(Stored data)
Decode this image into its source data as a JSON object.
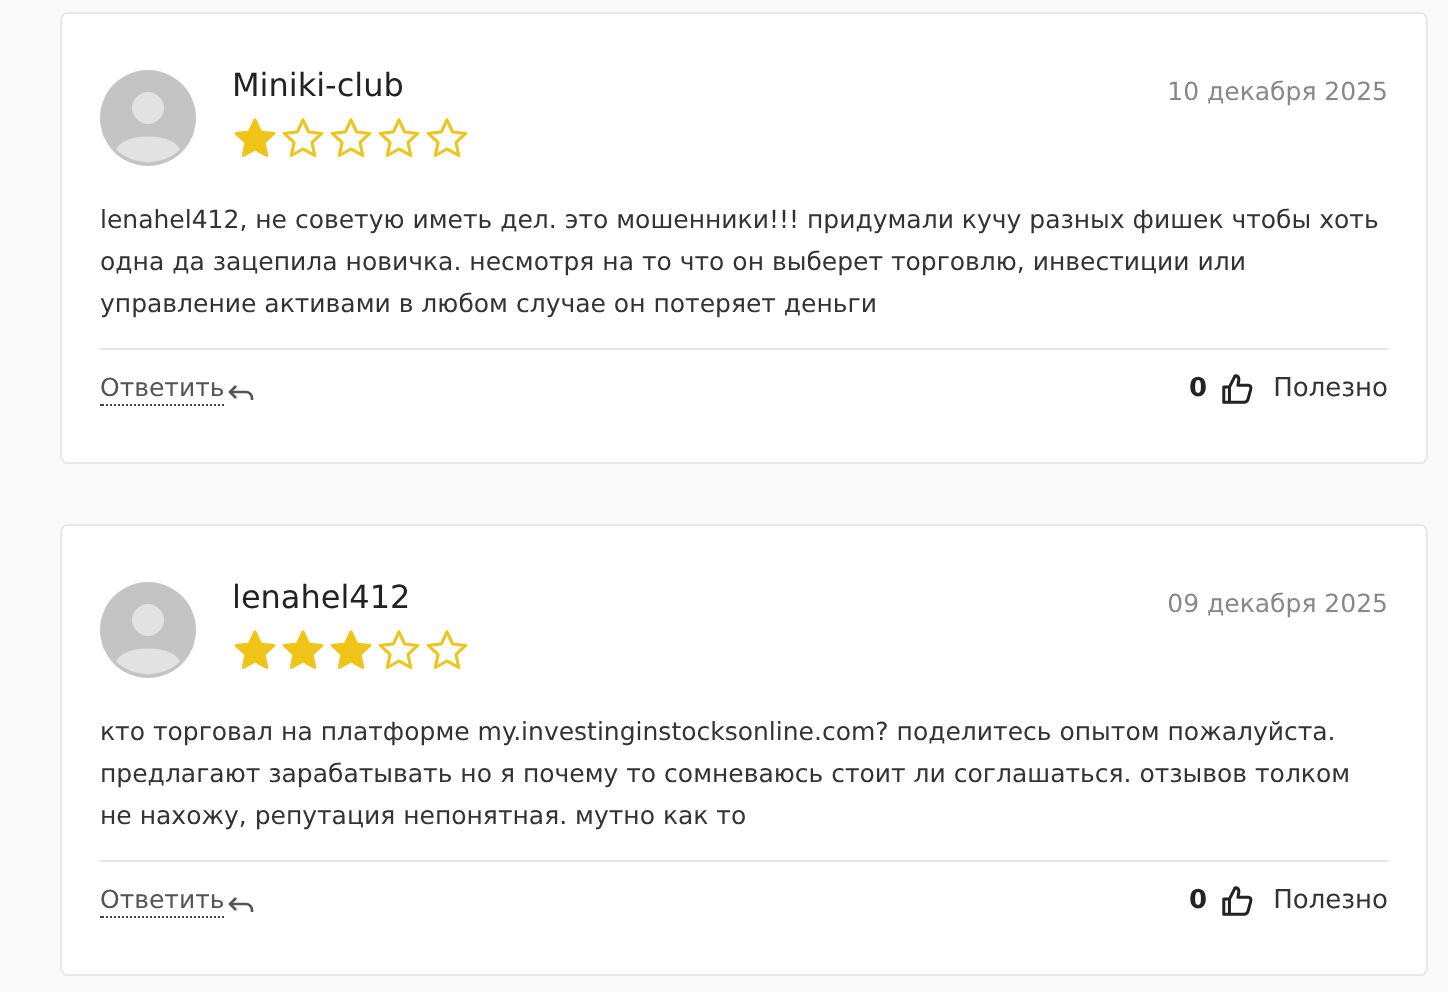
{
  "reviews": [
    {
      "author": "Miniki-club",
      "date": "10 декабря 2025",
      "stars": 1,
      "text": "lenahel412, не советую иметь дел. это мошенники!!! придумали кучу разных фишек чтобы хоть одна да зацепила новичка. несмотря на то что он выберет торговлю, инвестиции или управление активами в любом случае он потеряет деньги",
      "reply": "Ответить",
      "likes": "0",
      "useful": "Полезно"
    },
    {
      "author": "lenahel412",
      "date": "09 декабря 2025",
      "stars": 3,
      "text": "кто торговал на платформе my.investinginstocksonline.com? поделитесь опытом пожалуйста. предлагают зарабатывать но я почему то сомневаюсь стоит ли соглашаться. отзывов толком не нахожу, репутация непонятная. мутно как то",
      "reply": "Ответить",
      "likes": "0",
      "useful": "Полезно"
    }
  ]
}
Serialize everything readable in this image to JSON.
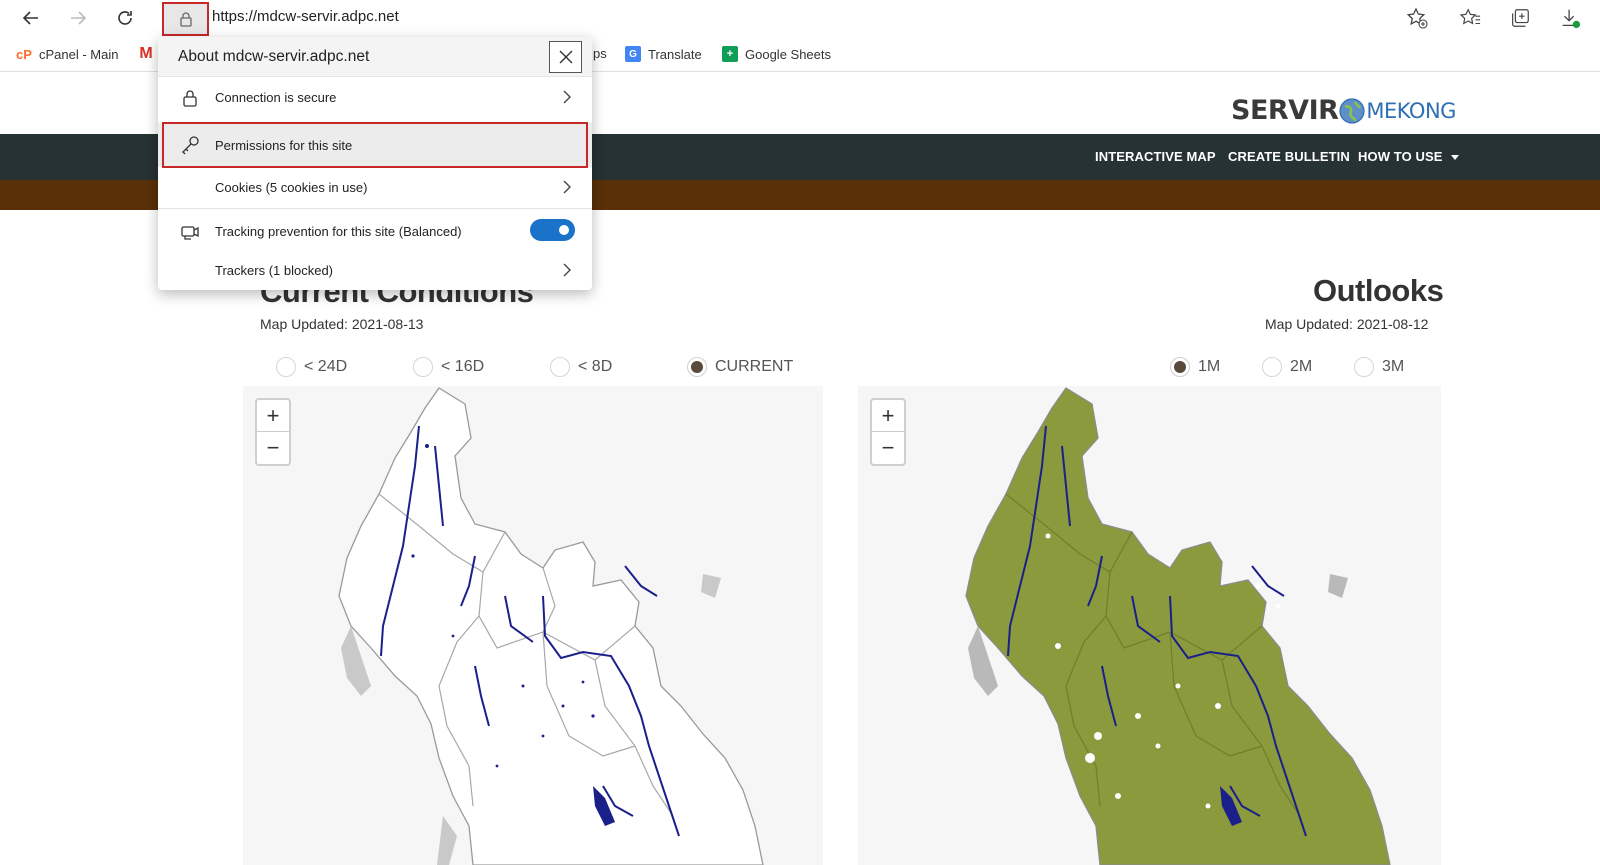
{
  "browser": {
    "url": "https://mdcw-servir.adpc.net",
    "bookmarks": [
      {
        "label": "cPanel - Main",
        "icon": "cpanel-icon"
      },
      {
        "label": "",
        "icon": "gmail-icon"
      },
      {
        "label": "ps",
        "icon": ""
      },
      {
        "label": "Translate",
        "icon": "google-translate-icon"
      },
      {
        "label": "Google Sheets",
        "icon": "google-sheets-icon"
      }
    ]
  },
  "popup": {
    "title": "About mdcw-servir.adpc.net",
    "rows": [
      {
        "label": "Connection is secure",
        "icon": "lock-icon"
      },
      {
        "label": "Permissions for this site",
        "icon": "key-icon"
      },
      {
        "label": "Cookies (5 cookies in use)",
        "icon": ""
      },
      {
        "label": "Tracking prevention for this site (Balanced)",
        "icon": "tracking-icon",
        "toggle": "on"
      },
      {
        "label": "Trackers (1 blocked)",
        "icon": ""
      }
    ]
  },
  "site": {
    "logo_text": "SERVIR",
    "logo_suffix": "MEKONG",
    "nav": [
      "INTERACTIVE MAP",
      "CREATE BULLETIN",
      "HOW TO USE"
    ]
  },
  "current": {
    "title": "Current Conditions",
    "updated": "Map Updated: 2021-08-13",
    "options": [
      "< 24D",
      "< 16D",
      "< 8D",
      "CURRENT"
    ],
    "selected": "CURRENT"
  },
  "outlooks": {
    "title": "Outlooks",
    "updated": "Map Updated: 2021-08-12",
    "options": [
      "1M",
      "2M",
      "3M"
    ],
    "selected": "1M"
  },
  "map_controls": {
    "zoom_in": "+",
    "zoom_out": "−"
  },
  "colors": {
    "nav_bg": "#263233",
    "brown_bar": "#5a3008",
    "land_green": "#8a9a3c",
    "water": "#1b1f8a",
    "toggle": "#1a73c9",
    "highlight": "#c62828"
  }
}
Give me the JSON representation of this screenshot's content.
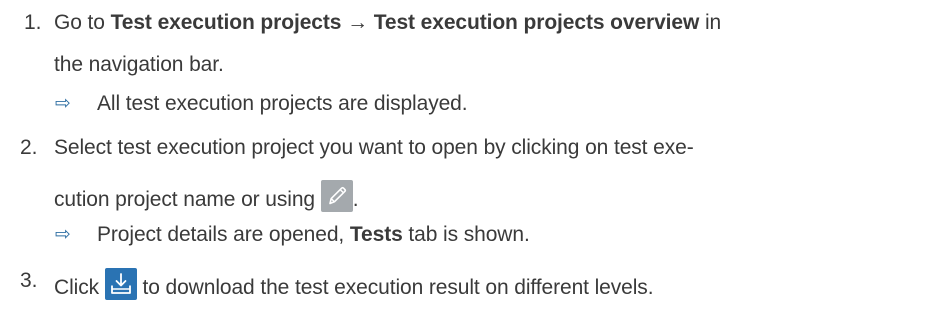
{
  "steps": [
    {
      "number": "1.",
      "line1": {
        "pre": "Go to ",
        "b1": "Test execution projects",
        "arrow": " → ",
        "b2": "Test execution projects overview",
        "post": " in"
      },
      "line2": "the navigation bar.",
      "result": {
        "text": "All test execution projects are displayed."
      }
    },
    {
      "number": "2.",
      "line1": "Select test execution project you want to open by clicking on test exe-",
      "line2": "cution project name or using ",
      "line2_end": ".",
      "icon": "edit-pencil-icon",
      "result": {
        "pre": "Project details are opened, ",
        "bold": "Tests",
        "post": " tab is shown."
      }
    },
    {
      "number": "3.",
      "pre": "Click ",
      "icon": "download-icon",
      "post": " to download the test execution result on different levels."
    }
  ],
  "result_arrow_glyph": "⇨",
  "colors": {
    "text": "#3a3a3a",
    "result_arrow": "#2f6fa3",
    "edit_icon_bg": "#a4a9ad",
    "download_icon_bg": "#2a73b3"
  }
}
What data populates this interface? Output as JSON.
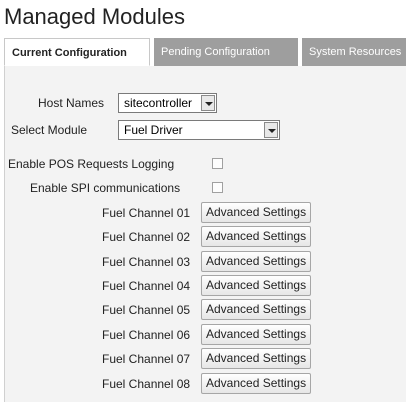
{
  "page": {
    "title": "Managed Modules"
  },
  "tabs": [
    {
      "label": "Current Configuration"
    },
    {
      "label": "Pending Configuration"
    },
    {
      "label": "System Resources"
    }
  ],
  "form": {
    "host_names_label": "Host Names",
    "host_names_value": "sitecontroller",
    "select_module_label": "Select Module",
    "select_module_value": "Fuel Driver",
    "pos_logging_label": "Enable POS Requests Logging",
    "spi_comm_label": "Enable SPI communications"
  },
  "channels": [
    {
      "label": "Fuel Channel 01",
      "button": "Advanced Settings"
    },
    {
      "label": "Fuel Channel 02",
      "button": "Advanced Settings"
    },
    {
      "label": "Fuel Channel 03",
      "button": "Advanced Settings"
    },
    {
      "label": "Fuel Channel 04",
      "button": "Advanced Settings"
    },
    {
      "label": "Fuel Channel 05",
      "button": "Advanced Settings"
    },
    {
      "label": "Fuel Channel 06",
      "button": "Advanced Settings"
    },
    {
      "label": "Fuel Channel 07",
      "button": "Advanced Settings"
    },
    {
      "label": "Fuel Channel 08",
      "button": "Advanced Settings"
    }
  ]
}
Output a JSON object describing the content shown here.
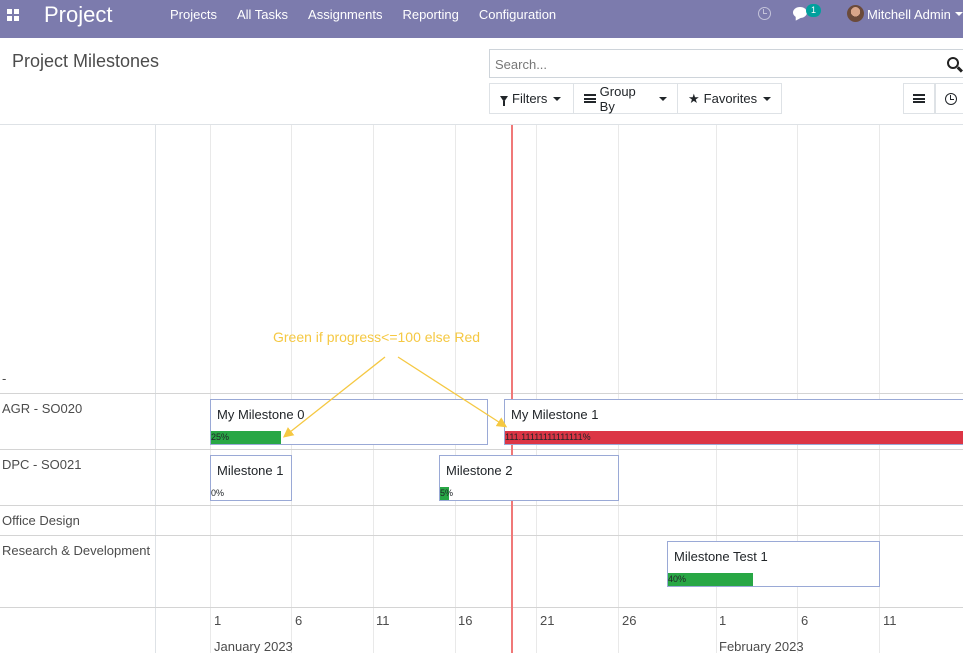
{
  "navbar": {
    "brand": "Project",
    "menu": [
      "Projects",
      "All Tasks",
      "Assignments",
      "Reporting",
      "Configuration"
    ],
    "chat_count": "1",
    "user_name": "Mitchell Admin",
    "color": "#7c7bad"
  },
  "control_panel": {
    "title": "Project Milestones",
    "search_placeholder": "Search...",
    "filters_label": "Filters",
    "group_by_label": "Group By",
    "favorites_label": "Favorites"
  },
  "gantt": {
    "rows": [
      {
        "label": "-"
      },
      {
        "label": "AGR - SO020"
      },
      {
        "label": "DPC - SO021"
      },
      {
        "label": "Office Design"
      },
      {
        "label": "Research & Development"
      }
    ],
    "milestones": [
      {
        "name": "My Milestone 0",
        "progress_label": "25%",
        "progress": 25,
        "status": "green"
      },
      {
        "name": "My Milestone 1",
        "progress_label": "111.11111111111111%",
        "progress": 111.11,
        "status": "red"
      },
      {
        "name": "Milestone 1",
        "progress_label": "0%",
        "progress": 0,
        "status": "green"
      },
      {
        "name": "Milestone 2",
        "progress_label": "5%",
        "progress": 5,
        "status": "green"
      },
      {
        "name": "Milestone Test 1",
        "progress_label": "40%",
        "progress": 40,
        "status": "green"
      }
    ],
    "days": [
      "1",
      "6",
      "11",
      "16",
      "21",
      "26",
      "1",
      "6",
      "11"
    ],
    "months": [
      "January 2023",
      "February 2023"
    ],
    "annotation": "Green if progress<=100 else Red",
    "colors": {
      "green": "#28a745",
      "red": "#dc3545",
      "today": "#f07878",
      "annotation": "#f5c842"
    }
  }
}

**WHAT NEEDS TO BE DONE:** All of the lines above should be retyped precisely, apart from the pictures.

**PROBLEM SOLUTION:**
Decode this image into its source data as a JSON object.
{
  "reviews": [
    {
      "author": "Miniki-club",
      "date": "10 декабря 2025",
      "stars": 1,
      "text": "lenahel412, не советую иметь дел. это мошенники!!! придумали кучу разных фишек чтобы хоть одна да зацепила новичка. несмотря на то что он выберет торговлю, инвестиции или управление активами в любом случае он потеряет деньги",
      "reply": "Ответить",
      "likes": "0",
      "useful": "Полезно"
    },
    {
      "author": "lenahel412",
      "date": "09 декабря 2025",
      "stars": 3,
      "text": "кто торговал на платформе my.investinginstocksonline.com? поделитесь опытом пожалуйста. предлагают зарабатывать но я почему то сомневаюсь стоит ли соглашаться. отзывов толком не нахожу, репутация непонятная. мутно как то",
      "reply": "Ответить",
      "likes": "0",
      "useful": "Полезно"
    }
  ]
}
Serialize everything readable in this image to JSON.
{
  "browser": {
    "url": "https://mdcw-servir.adpc.net",
    "bookmarks": [
      {
        "label": "cPanel - Main",
        "icon": "cpanel-icon"
      },
      {
        "label": "",
        "icon": "gmail-icon"
      },
      {
        "label": "ps",
        "icon": ""
      },
      {
        "label": "Translate",
        "icon": "google-translate-icon"
      },
      {
        "label": "Google Sheets",
        "icon": "google-sheets-icon"
      }
    ]
  },
  "popup": {
    "title": "About mdcw-servir.adpc.net",
    "rows": [
      {
        "label": "Connection is secure",
        "icon": "lock-icon"
      },
      {
        "label": "Permissions for this site",
        "icon": "key-icon"
      },
      {
        "label": "Cookies (5 cookies in use)",
        "icon": ""
      },
      {
        "label": "Tracking prevention for this site (Balanced)",
        "icon": "tracking-icon",
        "toggle": "on"
      },
      {
        "label": "Trackers (1 blocked)",
        "icon": ""
      }
    ]
  },
  "site": {
    "logo_text": "SERVIR",
    "logo_suffix": "MEKONG",
    "nav": [
      "INTERACTIVE MAP",
      "CREATE BULLETIN",
      "HOW TO USE"
    ]
  },
  "current": {
    "title": "Current Conditions",
    "updated": "Map Updated: 2021-08-13",
    "options": [
      "< 24D",
      "< 16D",
      "< 8D",
      "CURRENT"
    ],
    "selected": "CURRENT"
  },
  "outlooks": {
    "title": "Outlooks",
    "updated": "Map Updated: 2021-08-12",
    "options": [
      "1M",
      "2M",
      "3M"
    ],
    "selected": "1M"
  },
  "map_controls": {
    "zoom_in": "+",
    "zoom_out": "−"
  },
  "colors": {
    "nav_bg": "#263233",
    "brown_bar": "#5a3008",
    "land_green": "#8a9a3c",
    "water": "#1b1f8a",
    "toggle": "#1a73c9",
    "highlight": "#c62828"
  }
}
Give me the JSON representation of this screenshot's content.
{
  "steps": [
    {
      "number": "1.",
      "line1": {
        "pre": "Go to ",
        "b1": "Test execution projects",
        "arrow": " → ",
        "b2": "Test execution projects overview",
        "post": " in"
      },
      "line2": "the navigation bar.",
      "result": {
        "text": "All test execution projects are displayed."
      }
    },
    {
      "number": "2.",
      "line1": "Select test execution project you want to open by clicking on test exe-",
      "line2": "cution project name or using ",
      "line2_end": ".",
      "icon": "edit-pencil-icon",
      "result": {
        "pre": "Project details are opened, ",
        "bold": "Tests",
        "post": " tab is shown."
      }
    },
    {
      "number": "3.",
      "pre": "Click ",
      "icon": "download-icon",
      "post": " to download the test execution result on different levels."
    }
  ],
  "result_arrow_glyph": "⇨",
  "colors": {
    "text": "#3a3a3a",
    "result_arrow": "#2f6fa3",
    "edit_icon_bg": "#a4a9ad",
    "download_icon_bg": "#2a73b3"
  }
}
What data populates this interface? Output as JSON.
{
  "page": {
    "title": "Managed Modules"
  },
  "tabs": [
    {
      "label": "Current Configuration"
    },
    {
      "label": "Pending Configuration"
    },
    {
      "label": "System Resources"
    }
  ],
  "form": {
    "host_names_label": "Host Names",
    "host_names_value": "sitecontroller",
    "select_module_label": "Select Module",
    "select_module_value": "Fuel Driver",
    "pos_logging_label": "Enable POS Requests Logging",
    "spi_comm_label": "Enable SPI communications"
  },
  "channels": [
    {
      "label": "Fuel Channel 01",
      "button": "Advanced Settings"
    },
    {
      "label": "Fuel Channel 02",
      "button": "Advanced Settings"
    },
    {
      "label": "Fuel Channel 03",
      "button": "Advanced Settings"
    },
    {
      "label": "Fuel Channel 04",
      "button": "Advanced Settings"
    },
    {
      "label": "Fuel Channel 05",
      "button": "Advanced Settings"
    },
    {
      "label": "Fuel Channel 06",
      "button": "Advanced Settings"
    },
    {
      "label": "Fuel Channel 07",
      "button": "Advanced Settings"
    },
    {
      "label": "Fuel Channel 08",
      "button": "Advanced Settings"
    }
  ]
}
Output a JSON object describing the content shown here.
{
  "navbar": {
    "brand": "Project",
    "menu": [
      "Projects",
      "All Tasks",
      "Assignments",
      "Reporting",
      "Configuration"
    ],
    "chat_count": "1",
    "user_name": "Mitchell Admin",
    "color": "#7c7bad"
  },
  "control_panel": {
    "title": "Project Milestones",
    "search_placeholder": "Search...",
    "filters_label": "Filters",
    "group_by_label": "Group By",
    "favorites_label": "Favorites"
  },
  "gantt": {
    "rows": [
      {
        "label": "-"
      },
      {
        "label": "AGR - SO020"
      },
      {
        "label": "DPC - SO021"
      },
      {
        "label": "Office Design"
      },
      {
        "label": "Research & Development"
      }
    ],
    "milestones": [
      {
        "name": "My Milestone 0",
        "progress_label": "25%",
        "progress": 25,
        "status": "green"
      },
      {
        "name": "My Milestone 1",
        "progress_label": "111.11111111111111%",
        "progress": 111.11,
        "status": "red"
      },
      {
        "name": "Milestone 1",
        "progress_label": "0%",
        "progress": 0,
        "status": "green"
      },
      {
        "name": "Milestone 2",
        "progress_label": "5%",
        "progress": 5,
        "status": "green"
      },
      {
        "name": "Milestone Test 1",
        "progress_label": "40%",
        "progress": 40,
        "status": "green"
      }
    ],
    "days": [
      "1",
      "6",
      "11",
      "16",
      "21",
      "26",
      "1",
      "6",
      "11"
    ],
    "months": [
      "January 2023",
      "February 2023"
    ],
    "annotation": "Green if progress<=100 else Red",
    "colors": {
      "green": "#28a745",
      "red": "#dc3545",
      "today": "#f07878",
      "annotation": "#f5c842"
    }
  }
}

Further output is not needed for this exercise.